**Written instruction**
From the listing below, work out how many lines contain "true". Reply with that number only.

**Material provided**
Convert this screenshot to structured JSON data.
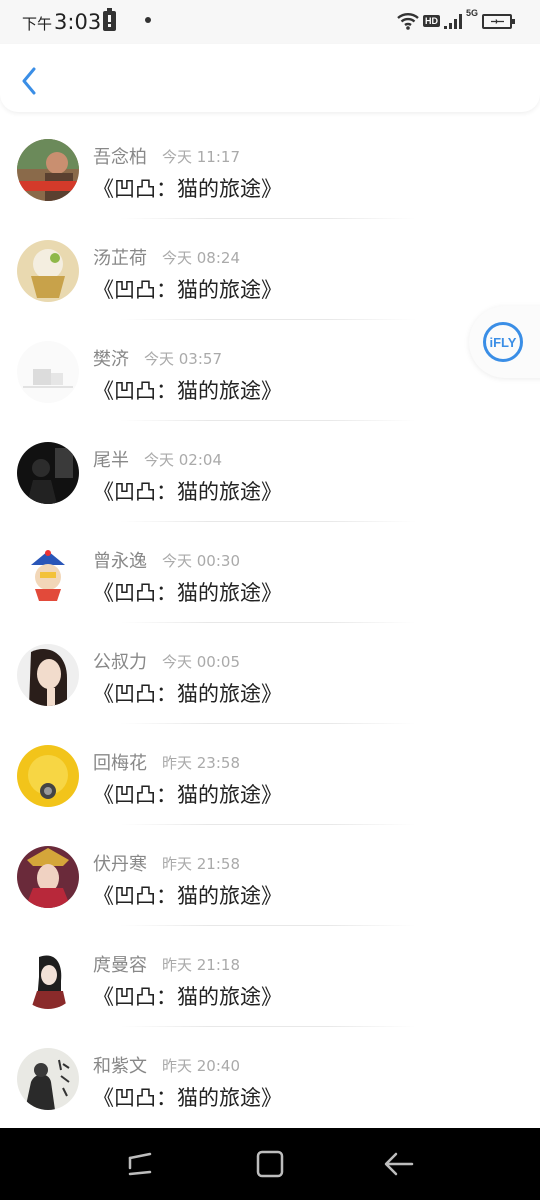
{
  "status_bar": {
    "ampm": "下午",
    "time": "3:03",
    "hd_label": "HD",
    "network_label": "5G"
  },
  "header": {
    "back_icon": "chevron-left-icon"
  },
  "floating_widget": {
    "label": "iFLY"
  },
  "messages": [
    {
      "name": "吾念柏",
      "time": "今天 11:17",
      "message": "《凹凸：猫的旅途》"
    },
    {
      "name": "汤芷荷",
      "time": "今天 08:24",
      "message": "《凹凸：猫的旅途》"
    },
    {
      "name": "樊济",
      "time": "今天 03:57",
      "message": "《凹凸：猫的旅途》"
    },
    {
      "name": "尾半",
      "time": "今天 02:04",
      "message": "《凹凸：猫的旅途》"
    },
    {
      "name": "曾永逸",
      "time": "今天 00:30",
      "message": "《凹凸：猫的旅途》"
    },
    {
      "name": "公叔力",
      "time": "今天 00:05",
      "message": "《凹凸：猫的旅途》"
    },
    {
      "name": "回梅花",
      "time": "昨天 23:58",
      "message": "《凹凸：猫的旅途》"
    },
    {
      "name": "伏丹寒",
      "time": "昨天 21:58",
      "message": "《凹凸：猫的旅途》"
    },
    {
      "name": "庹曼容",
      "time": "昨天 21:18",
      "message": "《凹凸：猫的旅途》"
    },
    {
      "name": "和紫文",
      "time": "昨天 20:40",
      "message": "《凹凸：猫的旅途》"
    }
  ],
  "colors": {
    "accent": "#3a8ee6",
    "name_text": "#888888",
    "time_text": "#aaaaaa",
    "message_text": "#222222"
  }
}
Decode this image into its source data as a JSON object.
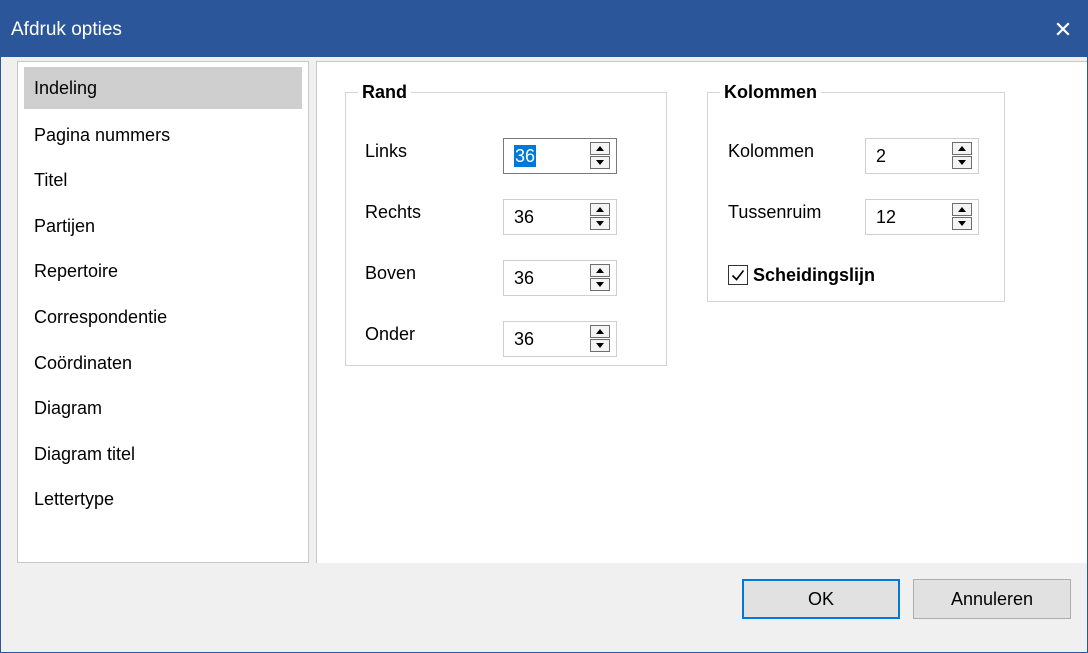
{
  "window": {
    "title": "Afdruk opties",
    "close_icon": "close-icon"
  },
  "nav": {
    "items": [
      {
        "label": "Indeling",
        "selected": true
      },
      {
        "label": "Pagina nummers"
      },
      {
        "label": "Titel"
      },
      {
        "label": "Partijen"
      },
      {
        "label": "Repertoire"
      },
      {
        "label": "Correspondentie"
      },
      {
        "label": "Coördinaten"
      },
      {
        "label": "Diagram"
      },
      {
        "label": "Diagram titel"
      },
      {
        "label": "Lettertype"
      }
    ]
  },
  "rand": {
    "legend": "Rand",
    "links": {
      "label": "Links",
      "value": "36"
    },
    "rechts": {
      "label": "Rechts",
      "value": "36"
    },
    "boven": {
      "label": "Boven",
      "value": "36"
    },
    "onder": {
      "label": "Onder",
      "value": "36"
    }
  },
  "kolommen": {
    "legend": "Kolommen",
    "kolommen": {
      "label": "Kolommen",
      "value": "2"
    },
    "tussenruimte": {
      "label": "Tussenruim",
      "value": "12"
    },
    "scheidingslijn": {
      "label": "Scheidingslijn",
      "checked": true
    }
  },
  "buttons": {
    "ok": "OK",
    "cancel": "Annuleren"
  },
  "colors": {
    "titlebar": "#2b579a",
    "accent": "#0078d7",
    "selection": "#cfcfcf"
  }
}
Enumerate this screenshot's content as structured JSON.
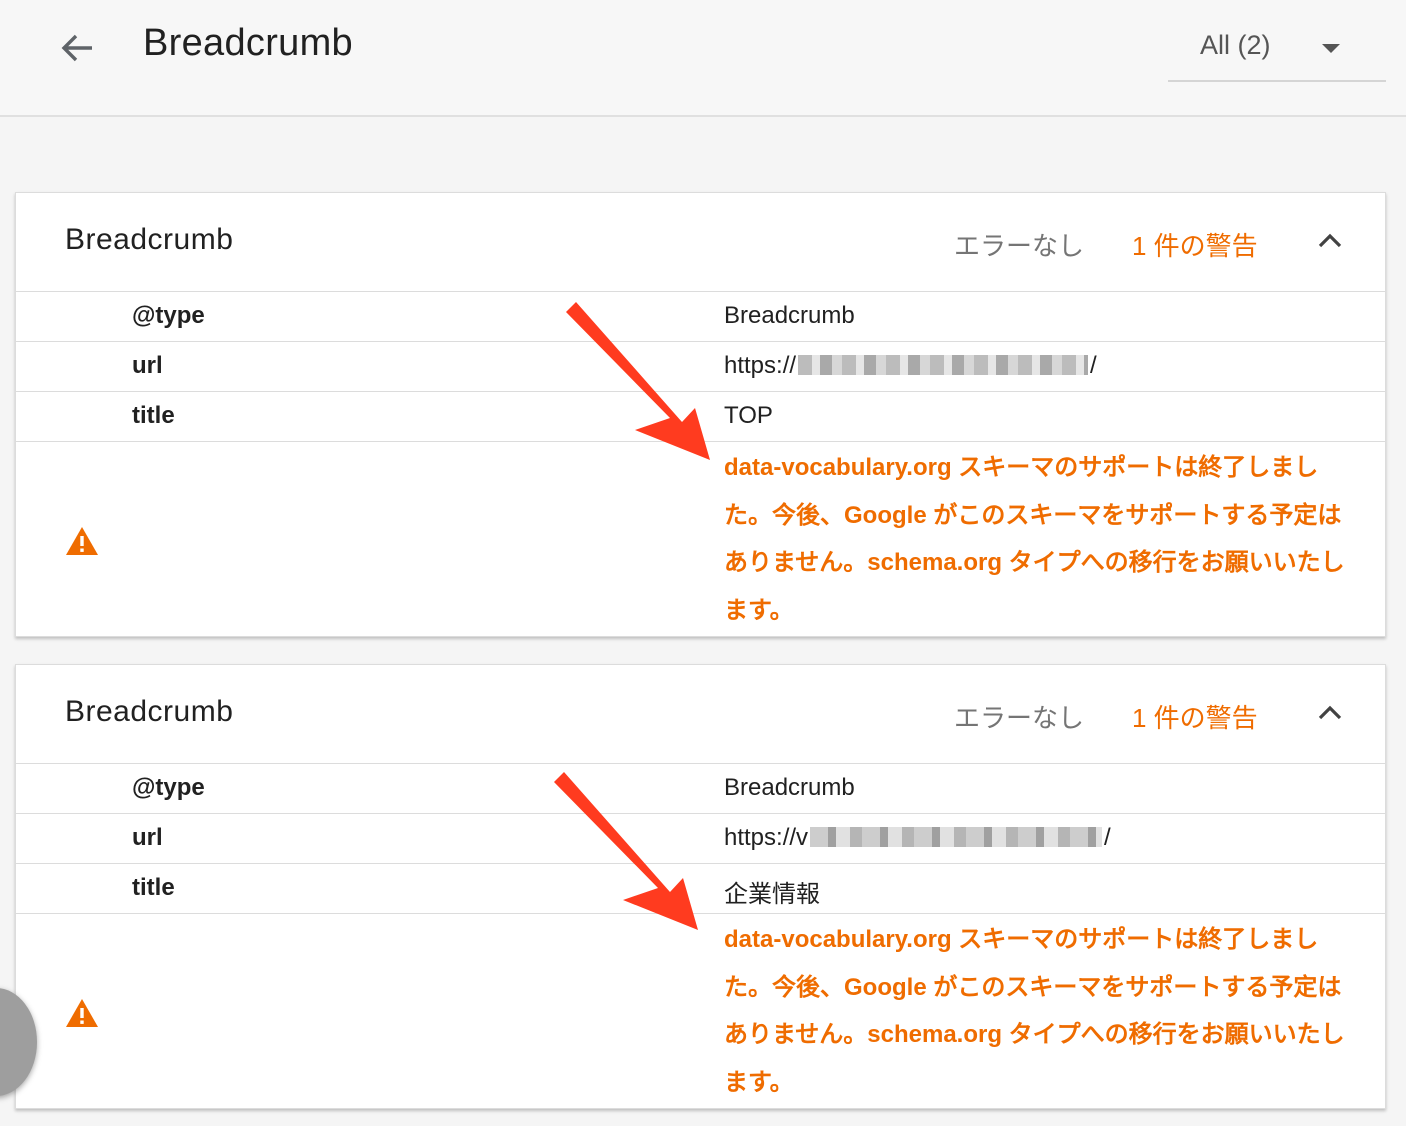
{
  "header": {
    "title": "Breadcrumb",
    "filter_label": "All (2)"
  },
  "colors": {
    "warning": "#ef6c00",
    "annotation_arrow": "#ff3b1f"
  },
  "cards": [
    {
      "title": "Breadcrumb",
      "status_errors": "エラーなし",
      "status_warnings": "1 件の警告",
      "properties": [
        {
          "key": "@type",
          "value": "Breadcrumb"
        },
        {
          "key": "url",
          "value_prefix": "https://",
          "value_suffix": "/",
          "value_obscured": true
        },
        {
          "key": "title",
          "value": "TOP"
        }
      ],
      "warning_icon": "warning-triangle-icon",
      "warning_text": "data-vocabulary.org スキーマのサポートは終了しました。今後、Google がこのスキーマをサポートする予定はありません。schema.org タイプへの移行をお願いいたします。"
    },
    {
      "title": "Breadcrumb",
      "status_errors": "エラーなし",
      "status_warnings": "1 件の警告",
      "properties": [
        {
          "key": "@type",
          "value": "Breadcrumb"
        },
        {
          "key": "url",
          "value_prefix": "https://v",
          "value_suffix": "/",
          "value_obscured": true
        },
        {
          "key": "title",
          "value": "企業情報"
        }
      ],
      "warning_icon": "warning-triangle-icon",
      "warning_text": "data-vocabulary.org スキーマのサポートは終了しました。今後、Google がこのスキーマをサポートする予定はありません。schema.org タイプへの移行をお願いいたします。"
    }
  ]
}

**Full output**
4